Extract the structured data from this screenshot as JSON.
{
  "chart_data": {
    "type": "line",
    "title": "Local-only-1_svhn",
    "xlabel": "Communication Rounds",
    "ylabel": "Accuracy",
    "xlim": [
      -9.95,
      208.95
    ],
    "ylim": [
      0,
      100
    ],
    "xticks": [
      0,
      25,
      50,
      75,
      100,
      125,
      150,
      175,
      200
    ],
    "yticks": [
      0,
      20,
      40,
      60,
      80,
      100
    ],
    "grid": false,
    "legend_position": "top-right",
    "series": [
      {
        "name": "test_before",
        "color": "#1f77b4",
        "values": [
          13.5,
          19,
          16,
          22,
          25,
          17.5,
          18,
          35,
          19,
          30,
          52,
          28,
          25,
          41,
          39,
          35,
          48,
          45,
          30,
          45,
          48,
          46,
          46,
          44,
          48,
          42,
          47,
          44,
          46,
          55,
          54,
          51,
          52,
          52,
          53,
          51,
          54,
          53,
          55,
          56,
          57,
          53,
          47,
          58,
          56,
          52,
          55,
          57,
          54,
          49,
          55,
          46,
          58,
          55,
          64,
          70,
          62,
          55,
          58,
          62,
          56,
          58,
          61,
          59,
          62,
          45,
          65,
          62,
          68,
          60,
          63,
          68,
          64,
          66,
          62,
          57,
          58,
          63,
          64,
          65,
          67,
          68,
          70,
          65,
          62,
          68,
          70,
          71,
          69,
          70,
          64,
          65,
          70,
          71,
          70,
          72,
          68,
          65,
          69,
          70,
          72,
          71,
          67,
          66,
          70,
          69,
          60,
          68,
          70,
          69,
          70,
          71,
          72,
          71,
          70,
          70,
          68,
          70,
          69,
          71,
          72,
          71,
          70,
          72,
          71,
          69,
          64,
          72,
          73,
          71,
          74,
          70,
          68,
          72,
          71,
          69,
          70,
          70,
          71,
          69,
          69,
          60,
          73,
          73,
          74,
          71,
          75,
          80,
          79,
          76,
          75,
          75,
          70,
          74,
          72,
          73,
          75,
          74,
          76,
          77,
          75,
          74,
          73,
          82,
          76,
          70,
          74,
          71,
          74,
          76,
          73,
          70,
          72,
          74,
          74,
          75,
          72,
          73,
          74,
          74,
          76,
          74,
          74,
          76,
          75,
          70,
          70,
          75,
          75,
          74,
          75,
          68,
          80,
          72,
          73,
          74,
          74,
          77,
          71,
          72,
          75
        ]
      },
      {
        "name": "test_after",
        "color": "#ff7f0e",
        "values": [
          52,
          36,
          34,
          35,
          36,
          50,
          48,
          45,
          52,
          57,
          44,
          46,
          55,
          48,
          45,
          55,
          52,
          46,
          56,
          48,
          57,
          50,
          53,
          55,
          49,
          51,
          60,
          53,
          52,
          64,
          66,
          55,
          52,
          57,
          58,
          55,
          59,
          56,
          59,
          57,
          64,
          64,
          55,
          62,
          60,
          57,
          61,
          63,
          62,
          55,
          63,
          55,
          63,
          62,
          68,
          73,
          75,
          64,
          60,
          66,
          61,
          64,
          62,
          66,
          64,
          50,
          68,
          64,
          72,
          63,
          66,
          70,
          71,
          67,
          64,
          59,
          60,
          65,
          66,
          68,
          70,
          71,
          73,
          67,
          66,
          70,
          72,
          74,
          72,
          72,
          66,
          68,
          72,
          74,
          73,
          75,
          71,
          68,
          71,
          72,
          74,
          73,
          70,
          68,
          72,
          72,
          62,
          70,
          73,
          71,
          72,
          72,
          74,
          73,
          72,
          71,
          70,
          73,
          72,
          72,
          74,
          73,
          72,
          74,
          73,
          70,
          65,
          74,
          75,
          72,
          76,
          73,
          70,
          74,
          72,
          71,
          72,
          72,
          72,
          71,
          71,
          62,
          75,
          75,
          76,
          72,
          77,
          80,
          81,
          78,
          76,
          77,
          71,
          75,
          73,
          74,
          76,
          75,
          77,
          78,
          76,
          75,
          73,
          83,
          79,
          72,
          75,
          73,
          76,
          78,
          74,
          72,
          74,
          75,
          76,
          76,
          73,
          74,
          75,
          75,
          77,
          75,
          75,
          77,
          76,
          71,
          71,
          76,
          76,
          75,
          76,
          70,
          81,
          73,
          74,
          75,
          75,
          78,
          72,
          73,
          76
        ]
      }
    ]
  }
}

| REQUEST |
Please set down each line of the records exactly as given.

| SOLUTION TO THE EXERCISE |
Extract the structured data from this screenshot as JSON.
{
  "chart_data": {
    "type": "line",
    "title": "Local-only-1_svhn",
    "xlabel": "Communication Rounds",
    "ylabel": "Accuracy",
    "xlim": [
      -9.95,
      208.95
    ],
    "ylim": [
      0,
      100
    ],
    "xticks": [
      0,
      25,
      50,
      75,
      100,
      125,
      150,
      175,
      200
    ],
    "yticks": [
      0,
      20,
      40,
      60,
      80,
      100
    ],
    "grid": false,
    "legend_position": "top-right",
    "series": [
      {
        "name": "test_before",
        "color": "#1f77b4",
        "values": [
          13.5,
          19,
          16,
          22,
          25,
          17.5,
          18,
          35,
          19,
          30,
          52,
          28,
          25,
          41,
          39,
          35,
          48,
          45,
          30,
          45,
          48,
          46,
          46,
          44,
          48,
          42,
          47,
          44,
          46,
          55,
          54,
          51,
          52,
          52,
          53,
          51,
          54,
          53,
          55,
          56,
          57,
          53,
          47,
          58,
          56,
          52,
          55,
          57,
          54,
          49,
          55,
          46,
          58,
          55,
          64,
          70,
          62,
          55,
          58,
          62,
          56,
          58,
          61,
          59,
          62,
          45,
          65,
          62,
          68,
          60,
          63,
          68,
          64,
          66,
          62,
          57,
          58,
          63,
          64,
          65,
          67,
          68,
          70,
          65,
          62,
          68,
          70,
          71,
          69,
          70,
          64,
          65,
          70,
          71,
          70,
          72,
          68,
          65,
          69,
          70,
          72,
          71,
          67,
          66,
          70,
          69,
          60,
          68,
          70,
          69,
          70,
          71,
          72,
          71,
          70,
          70,
          68,
          70,
          69,
          71,
          72,
          71,
          70,
          72,
          71,
          69,
          64,
          72,
          73,
          71,
          74,
          70,
          68,
          72,
          71,
          69,
          70,
          70,
          71,
          69,
          69,
          60,
          73,
          73,
          74,
          71,
          75,
          80,
          79,
          76,
          75,
          75,
          70,
          74,
          72,
          73,
          75,
          74,
          76,
          77,
          75,
          74,
          73,
          82,
          76,
          70,
          74,
          71,
          74,
          76,
          73,
          70,
          72,
          74,
          74,
          75,
          72,
          73,
          74,
          74,
          76,
          74,
          74,
          76,
          75,
          70,
          70,
          75,
          75,
          74,
          75,
          68,
          80,
          72,
          73,
          74,
          74,
          77,
          71,
          72,
          75
        ]
      },
      {
        "name": "test_after",
        "color": "#ff7f0e",
        "values": [
          52,
          36,
          34,
          35,
          36,
          50,
          48,
          45,
          52,
          57,
          44,
          46,
          55,
          48,
          45,
          55,
          52,
          46,
          56,
          48,
          57,
          50,
          53,
          55,
          49,
          51,
          60,
          53,
          52,
          64,
          66,
          55,
          52,
          57,
          58,
          55,
          59,
          56,
          59,
          57,
          64,
          64,
          55,
          62,
          60,
          57,
          61,
          63,
          62,
          55,
          63,
          55,
          63,
          62,
          68,
          73,
          75,
          64,
          60,
          66,
          61,
          64,
          62,
          66,
          64,
          50,
          68,
          64,
          72,
          63,
          66,
          70,
          71,
          67,
          64,
          59,
          60,
          65,
          66,
          68,
          70,
          71,
          73,
          67,
          66,
          70,
          72,
          74,
          72,
          72,
          66,
          68,
          72,
          74,
          73,
          75,
          71,
          68,
          71,
          72,
          74,
          73,
          70,
          68,
          72,
          72,
          62,
          70,
          73,
          71,
          72,
          72,
          74,
          73,
          72,
          71,
          70,
          73,
          72,
          72,
          74,
          73,
          72,
          74,
          73,
          70,
          65,
          74,
          75,
          72,
          76,
          73,
          70,
          74,
          72,
          71,
          72,
          72,
          72,
          71,
          71,
          62,
          75,
          75,
          76,
          72,
          77,
          80,
          81,
          78,
          76,
          77,
          71,
          75,
          73,
          74,
          76,
          75,
          77,
          78,
          76,
          75,
          73,
          83,
          79,
          72,
          75,
          73,
          76,
          78,
          74,
          72,
          74,
          75,
          76,
          76,
          73,
          74,
          75,
          75,
          77,
          75,
          75,
          77,
          76,
          71,
          71,
          76,
          76,
          75,
          76,
          70,
          81,
          73,
          74,
          75,
          75,
          78,
          72,
          73,
          76
        ]
      }
    ]
  }
}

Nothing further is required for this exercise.